= WHAT YOU SHOULD DO =
In the listing below, find every line containing "cuøng" and copy it out.

#####

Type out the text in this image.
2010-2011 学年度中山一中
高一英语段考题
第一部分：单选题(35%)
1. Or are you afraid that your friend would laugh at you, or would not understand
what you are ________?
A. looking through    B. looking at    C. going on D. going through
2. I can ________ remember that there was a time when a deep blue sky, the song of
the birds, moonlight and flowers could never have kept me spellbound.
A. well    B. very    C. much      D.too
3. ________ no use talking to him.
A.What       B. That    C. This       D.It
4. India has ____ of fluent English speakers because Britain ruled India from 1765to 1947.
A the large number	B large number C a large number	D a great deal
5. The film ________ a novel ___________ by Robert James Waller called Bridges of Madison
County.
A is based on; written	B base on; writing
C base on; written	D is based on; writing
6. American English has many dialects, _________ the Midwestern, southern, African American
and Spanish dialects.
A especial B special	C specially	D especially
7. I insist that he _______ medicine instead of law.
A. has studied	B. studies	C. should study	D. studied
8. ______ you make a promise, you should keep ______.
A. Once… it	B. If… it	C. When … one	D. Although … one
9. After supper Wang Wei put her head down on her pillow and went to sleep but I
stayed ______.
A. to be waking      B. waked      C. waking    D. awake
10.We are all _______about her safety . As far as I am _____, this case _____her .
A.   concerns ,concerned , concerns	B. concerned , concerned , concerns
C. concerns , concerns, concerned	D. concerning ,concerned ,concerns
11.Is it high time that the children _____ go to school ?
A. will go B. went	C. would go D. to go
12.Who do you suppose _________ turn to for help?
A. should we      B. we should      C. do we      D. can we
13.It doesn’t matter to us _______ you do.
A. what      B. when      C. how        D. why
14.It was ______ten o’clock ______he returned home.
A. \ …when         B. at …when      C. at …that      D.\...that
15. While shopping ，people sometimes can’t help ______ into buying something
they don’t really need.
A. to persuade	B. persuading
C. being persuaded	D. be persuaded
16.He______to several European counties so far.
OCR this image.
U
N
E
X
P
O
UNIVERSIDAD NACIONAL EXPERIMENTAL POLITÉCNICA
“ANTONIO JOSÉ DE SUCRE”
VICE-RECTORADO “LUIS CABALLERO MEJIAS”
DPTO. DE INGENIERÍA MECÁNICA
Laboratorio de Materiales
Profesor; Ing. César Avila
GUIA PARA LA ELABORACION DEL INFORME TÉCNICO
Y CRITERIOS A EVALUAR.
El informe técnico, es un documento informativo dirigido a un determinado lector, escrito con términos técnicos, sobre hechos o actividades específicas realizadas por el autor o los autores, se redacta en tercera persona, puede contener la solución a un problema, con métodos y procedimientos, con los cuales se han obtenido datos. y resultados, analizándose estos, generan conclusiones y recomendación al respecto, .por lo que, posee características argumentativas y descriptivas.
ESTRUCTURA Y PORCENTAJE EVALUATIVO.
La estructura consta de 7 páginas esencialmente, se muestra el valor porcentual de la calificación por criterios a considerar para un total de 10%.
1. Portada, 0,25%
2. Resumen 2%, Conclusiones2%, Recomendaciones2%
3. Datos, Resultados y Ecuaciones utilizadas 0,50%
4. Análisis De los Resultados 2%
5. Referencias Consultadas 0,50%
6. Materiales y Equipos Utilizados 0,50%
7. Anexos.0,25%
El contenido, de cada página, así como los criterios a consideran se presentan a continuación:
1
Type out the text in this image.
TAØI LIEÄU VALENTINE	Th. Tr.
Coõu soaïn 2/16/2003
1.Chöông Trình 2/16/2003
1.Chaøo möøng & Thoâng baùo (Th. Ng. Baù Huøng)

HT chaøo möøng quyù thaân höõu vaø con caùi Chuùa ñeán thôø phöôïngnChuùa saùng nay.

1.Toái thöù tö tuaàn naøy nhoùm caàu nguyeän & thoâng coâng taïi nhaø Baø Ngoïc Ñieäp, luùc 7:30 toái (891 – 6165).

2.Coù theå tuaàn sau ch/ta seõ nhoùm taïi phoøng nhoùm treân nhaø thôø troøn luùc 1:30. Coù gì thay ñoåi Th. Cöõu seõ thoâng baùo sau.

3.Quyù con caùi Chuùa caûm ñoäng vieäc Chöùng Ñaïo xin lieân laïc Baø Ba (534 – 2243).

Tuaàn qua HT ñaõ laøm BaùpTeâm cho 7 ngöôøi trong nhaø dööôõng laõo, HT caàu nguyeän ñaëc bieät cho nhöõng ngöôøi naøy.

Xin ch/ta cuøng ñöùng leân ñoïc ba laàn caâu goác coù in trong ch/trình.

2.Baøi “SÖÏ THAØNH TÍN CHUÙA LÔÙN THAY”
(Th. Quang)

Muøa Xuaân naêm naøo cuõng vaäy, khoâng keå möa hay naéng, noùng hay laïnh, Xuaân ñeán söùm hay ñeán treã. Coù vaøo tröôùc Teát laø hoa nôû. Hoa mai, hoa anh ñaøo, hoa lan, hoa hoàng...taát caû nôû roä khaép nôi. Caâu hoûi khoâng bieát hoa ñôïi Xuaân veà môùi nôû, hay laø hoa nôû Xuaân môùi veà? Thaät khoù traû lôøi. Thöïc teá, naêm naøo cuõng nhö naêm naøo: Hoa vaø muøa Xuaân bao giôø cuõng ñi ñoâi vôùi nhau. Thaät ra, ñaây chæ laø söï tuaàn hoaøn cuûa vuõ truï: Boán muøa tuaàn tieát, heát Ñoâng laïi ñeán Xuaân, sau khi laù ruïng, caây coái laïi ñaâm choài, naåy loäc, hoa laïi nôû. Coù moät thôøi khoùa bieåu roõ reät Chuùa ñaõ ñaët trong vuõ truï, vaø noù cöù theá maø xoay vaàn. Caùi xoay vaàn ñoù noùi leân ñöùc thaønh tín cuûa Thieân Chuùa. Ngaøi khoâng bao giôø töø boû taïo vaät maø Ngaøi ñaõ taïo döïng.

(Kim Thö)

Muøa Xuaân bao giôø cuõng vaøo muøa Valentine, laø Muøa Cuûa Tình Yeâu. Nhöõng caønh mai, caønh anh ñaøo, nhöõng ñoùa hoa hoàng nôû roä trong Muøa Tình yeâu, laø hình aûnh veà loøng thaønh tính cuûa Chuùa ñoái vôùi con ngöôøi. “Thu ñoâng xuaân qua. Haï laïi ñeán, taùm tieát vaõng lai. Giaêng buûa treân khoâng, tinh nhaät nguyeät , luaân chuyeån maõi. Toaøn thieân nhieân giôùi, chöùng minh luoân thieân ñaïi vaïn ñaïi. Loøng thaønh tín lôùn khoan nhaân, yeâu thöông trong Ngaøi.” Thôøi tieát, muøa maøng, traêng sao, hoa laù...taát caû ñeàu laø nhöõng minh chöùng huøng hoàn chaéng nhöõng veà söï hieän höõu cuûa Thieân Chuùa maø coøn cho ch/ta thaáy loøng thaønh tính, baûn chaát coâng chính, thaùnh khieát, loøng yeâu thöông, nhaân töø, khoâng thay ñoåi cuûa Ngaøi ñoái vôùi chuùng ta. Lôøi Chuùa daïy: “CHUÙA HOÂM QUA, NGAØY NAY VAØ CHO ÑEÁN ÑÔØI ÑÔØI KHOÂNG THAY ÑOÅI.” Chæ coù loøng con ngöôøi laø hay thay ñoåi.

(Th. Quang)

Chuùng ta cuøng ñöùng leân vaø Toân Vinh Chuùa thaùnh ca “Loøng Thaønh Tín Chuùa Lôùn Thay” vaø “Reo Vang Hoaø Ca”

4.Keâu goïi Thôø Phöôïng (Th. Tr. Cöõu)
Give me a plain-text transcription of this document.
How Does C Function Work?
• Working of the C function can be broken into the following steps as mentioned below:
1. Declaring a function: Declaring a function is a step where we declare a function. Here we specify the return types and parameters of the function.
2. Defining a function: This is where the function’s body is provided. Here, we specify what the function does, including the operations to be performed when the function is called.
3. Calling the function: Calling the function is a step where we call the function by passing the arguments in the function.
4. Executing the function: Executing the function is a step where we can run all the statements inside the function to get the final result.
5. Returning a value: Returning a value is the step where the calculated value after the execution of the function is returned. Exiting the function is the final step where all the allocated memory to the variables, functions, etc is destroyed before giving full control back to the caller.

#####

= RESULT =
Xin ch/ta cuøng ñöùng leân ñoïc ba laàn caâu goác coù in trong ch/trình.
Chuùng ta cuøng ñöùng leân vaø Toân Vinh Chuùa thaùnh ca “Loøng Thaønh Tín Chuùa Lôùn Thay” vaø “Reo Vang Hoaø Ca”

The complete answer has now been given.